* Task statement *
Each record below should appear again exactly as written.

(Stored data)
________

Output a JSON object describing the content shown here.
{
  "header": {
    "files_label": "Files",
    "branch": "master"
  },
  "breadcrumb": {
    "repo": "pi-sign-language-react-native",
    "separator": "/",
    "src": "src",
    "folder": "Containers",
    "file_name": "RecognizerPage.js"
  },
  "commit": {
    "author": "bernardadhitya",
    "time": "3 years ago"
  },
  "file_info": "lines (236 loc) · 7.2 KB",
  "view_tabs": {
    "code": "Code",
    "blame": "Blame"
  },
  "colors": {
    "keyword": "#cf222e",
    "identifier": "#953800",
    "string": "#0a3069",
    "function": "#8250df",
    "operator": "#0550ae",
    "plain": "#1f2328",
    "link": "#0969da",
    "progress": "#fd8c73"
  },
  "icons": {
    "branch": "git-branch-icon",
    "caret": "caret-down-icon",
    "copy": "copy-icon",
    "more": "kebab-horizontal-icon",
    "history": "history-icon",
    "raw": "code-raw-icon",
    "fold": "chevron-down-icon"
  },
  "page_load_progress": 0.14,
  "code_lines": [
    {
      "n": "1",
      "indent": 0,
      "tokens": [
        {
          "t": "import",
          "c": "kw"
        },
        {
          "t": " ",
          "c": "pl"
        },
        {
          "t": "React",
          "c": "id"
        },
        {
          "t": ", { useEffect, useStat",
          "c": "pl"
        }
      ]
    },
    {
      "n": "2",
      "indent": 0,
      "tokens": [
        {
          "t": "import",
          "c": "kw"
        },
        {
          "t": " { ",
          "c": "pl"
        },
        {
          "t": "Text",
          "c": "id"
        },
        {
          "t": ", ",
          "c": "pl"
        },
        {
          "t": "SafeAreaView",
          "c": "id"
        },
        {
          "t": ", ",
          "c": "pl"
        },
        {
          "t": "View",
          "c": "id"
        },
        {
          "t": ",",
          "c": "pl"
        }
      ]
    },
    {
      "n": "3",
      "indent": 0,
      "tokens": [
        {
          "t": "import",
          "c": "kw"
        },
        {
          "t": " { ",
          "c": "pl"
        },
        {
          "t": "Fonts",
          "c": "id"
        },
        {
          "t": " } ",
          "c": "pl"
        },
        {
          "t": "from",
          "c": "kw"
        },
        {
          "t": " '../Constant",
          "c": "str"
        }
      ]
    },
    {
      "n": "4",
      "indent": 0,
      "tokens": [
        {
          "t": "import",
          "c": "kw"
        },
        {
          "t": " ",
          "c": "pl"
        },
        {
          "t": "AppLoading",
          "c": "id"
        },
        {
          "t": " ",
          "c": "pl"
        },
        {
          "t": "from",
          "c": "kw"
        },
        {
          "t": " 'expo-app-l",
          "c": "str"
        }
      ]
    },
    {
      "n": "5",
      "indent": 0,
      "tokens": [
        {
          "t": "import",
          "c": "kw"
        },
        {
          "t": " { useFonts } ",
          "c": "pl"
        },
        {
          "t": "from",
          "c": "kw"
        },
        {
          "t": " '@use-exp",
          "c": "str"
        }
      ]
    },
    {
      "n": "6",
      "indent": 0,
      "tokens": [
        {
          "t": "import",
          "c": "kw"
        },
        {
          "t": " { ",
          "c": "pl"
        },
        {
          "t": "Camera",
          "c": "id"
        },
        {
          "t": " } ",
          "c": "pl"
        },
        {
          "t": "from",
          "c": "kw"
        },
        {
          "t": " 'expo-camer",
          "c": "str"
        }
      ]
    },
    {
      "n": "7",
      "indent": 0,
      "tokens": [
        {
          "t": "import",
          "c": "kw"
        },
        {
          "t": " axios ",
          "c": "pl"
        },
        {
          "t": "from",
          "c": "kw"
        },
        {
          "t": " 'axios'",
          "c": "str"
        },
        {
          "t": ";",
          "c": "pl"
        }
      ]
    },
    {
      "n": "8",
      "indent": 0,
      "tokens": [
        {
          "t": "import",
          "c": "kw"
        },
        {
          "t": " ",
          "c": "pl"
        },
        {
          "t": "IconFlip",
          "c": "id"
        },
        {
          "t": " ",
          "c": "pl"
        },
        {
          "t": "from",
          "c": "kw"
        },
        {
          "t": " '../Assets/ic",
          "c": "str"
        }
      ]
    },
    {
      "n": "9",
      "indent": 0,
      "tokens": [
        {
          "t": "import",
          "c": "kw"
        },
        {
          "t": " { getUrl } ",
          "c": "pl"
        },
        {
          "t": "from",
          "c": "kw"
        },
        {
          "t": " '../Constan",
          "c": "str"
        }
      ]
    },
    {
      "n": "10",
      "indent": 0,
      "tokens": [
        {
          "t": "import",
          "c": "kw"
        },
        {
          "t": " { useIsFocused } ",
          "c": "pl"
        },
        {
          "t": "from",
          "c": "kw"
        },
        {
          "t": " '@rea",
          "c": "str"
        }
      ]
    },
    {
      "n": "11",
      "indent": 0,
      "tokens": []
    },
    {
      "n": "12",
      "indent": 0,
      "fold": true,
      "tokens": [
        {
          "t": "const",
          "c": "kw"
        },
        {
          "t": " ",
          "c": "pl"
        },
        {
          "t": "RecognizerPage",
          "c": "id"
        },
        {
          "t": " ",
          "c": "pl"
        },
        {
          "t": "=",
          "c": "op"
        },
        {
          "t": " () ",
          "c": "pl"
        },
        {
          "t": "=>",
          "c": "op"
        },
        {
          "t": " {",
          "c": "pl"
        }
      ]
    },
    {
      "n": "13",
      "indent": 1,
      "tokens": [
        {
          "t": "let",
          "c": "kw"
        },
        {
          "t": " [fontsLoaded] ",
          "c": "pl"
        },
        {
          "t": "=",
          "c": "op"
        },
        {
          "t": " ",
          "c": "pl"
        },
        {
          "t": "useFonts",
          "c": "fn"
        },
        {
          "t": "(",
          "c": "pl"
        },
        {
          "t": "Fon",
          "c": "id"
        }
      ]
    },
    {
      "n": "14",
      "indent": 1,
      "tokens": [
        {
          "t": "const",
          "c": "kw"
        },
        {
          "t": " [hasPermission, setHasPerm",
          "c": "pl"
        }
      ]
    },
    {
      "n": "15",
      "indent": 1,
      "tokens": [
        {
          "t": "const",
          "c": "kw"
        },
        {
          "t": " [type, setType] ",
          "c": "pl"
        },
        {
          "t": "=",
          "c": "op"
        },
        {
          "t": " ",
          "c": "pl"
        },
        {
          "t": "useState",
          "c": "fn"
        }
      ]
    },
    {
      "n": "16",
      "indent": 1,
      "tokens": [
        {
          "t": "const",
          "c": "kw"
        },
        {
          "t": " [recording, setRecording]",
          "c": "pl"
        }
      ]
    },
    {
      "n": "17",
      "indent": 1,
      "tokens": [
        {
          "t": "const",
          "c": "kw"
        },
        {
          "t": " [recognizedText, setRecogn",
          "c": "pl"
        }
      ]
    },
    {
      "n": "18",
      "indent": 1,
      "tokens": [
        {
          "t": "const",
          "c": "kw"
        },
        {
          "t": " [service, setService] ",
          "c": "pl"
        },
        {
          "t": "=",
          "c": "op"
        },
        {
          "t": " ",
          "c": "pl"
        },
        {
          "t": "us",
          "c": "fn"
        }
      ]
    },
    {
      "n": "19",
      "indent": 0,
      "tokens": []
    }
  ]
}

________

* The answer *
Output a JSON object describing the content shown here.
{
  "header": {
    "files_label": "Files",
    "branch": "master"
  },
  "breadcrumb": {
    "repo": "pi-sign-language-react-native",
    "separator": "/",
    "src": "src",
    "folder": "Containers",
    "file_name": "RecognizerPage.js"
  },
  "commit": {
    "author": "bernardadhitya",
    "time": "3 years ago"
  },
  "file_info": "lines (236 loc) · 7.2 KB",
  "view_tabs": {
    "code": "Code",
    "blame": "Blame"
  },
  "colors": {
    "keyword": "#cf222e",
    "identifier": "#953800",
    "string": "#0a3069",
    "function": "#8250df",
    "operator": "#0550ae",
    "plain": "#1f2328",
    "link": "#0969da",
    "progress": "#fd8c73"
  },
  "icons": {
    "branch": "git-branch-icon",
    "caret": "caret-down-icon",
    "copy": "copy-icon",
    "more": "kebab-horizontal-icon",
    "history": "history-icon",
    "raw": "code-raw-icon",
    "fold": "chevron-down-icon"
  },
  "page_load_progress": 0.14,
  "code_lines": [
    {
      "n": "1",
      "indent": 0,
      "tokens": [
        {
          "t": "import",
          "c": "kw"
        },
        {
          "t": " ",
          "c": "pl"
        },
        {
          "t": "React",
          "c": "id"
        },
        {
          "t": ", { useEffect, useStat",
          "c": "pl"
        }
      ]
    },
    {
      "n": "2",
      "indent": 0,
      "tokens": [
        {
          "t": "import",
          "c": "kw"
        },
        {
          "t": " { ",
          "c": "pl"
        },
        {
          "t": "Text",
          "c": "id"
        },
        {
          "t": ", ",
          "c": "pl"
        },
        {
          "t": "SafeAreaView",
          "c": "id"
        },
        {
          "t": ", ",
          "c": "pl"
        },
        {
          "t": "View",
          "c": "id"
        },
        {
          "t": ",",
          "c": "pl"
        }
      ]
    },
    {
      "n": "3",
      "indent": 0,
      "tokens": [
        {
          "t": "import",
          "c": "kw"
        },
        {
          "t": " { ",
          "c": "pl"
        },
        {
          "t": "Fonts",
          "c": "id"
        },
        {
          "t": " } ",
          "c": "pl"
        },
        {
          "t": "from",
          "c": "kw"
        },
        {
          "t": " '../Constant",
          "c": "str"
        }
      ]
    },
    {
      "n": "4",
      "indent": 0,
      "tokens": [
        {
          "t": "import",
          "c": "kw"
        },
        {
          "t": " ",
          "c": "pl"
        },
        {
          "t": "AppLoading",
          "c": "id"
        },
        {
          "t": " ",
          "c": "pl"
        },
        {
          "t": "from",
          "c": "kw"
        },
        {
          "t": " 'expo-app-l",
          "c": "str"
        }
      ]
    },
    {
      "n": "5",
      "indent": 0,
      "tokens": [
        {
          "t": "import",
          "c": "kw"
        },
        {
          "t": " { useFonts } ",
          "c": "pl"
        },
        {
          "t": "from",
          "c": "kw"
        },
        {
          "t": " '@use-exp",
          "c": "str"
        }
      ]
    },
    {
      "n": "6",
      "indent": 0,
      "tokens": [
        {
          "t": "import",
          "c": "kw"
        },
        {
          "t": " { ",
          "c": "pl"
        },
        {
          "t": "Camera",
          "c": "id"
        },
        {
          "t": " } ",
          "c": "pl"
        },
        {
          "t": "from",
          "c": "kw"
        },
        {
          "t": " 'expo-camer",
          "c": "str"
        }
      ]
    },
    {
      "n": "7",
      "indent": 0,
      "tokens": [
        {
          "t": "import",
          "c": "kw"
        },
        {
          "t": " axios ",
          "c": "pl"
        },
        {
          "t": "from",
          "c": "kw"
        },
        {
          "t": " 'axios'",
          "c": "str"
        },
        {
          "t": ";",
          "c": "pl"
        }
      ]
    },
    {
      "n": "8",
      "indent": 0,
      "tokens": [
        {
          "t": "import",
          "c": "kw"
        },
        {
          "t": " ",
          "c": "pl"
        },
        {
          "t": "IconFlip",
          "c": "id"
        },
        {
          "t": " ",
          "c": "pl"
        },
        {
          "t": "from",
          "c": "kw"
        },
        {
          "t": " '../Assets/ic",
          "c": "str"
        }
      ]
    },
    {
      "n": "9",
      "indent": 0,
      "tokens": [
        {
          "t": "import",
          "c": "kw"
        },
        {
          "t": " { getUrl } ",
          "c": "pl"
        },
        {
          "t": "from",
          "c": "kw"
        },
        {
          "t": " '../Constan",
          "c": "str"
        }
      ]
    },
    {
      "n": "10",
      "indent": 0,
      "tokens": [
        {
          "t": "import",
          "c": "kw"
        },
        {
          "t": " { useIsFocused } ",
          "c": "pl"
        },
        {
          "t": "from",
          "c": "kw"
        },
        {
          "t": " '@rea",
          "c": "str"
        }
      ]
    },
    {
      "n": "11",
      "indent": 0,
      "tokens": []
    },
    {
      "n": "12",
      "indent": 0,
      "fold": true,
      "tokens": [
        {
          "t": "const",
          "c": "kw"
        },
        {
          "t": " ",
          "c": "pl"
        },
        {
          "t": "RecognizerPage",
          "c": "id"
        },
        {
          "t": " ",
          "c": "pl"
        },
        {
          "t": "=",
          "c": "op"
        },
        {
          "t": " () ",
          "c": "pl"
        },
        {
          "t": "=>",
          "c": "op"
        },
        {
          "t": " {",
          "c": "pl"
        }
      ]
    },
    {
      "n": "13",
      "indent": 1,
      "tokens": [
        {
          "t": "let",
          "c": "kw"
        },
        {
          "t": " [fontsLoaded] ",
          "c": "pl"
        },
        {
          "t": "=",
          "c": "op"
        },
        {
          "t": " ",
          "c": "pl"
        },
        {
          "t": "useFonts",
          "c": "fn"
        },
        {
          "t": "(",
          "c": "pl"
        },
        {
          "t": "Fon",
          "c": "id"
        }
      ]
    },
    {
      "n": "14",
      "indent": 1,
      "tokens": [
        {
          "t": "const",
          "c": "kw"
        },
        {
          "t": " [hasPermission, setHasPerm",
          "c": "pl"
        }
      ]
    },
    {
      "n": "15",
      "indent": 1,
      "tokens": [
        {
          "t": "const",
          "c": "kw"
        },
        {
          "t": " [type, setType] ",
          "c": "pl"
        },
        {
          "t": "=",
          "c": "op"
        },
        {
          "t": " ",
          "c": "pl"
        },
        {
          "t": "useState",
          "c": "fn"
        }
      ]
    },
    {
      "n": "16",
      "indent": 1,
      "tokens": [
        {
          "t": "const",
          "c": "kw"
        },
        {
          "t": " [recording, setRecording]",
          "c": "pl"
        }
      ]
    },
    {
      "n": "17",
      "indent": 1,
      "tokens": [
        {
          "t": "const",
          "c": "kw"
        },
        {
          "t": " [recognizedText, setRecogn",
          "c": "pl"
        }
      ]
    },
    {
      "n": "18",
      "indent": 1,
      "tokens": [
        {
          "t": "const",
          "c": "kw"
        },
        {
          "t": " [service, setService] ",
          "c": "pl"
        },
        {
          "t": "=",
          "c": "op"
        },
        {
          "t": " ",
          "c": "pl"
        },
        {
          "t": "us",
          "c": "fn"
        }
      ]
    },
    {
      "n": "19",
      "indent": 0,
      "tokens": []
    }
  ]
}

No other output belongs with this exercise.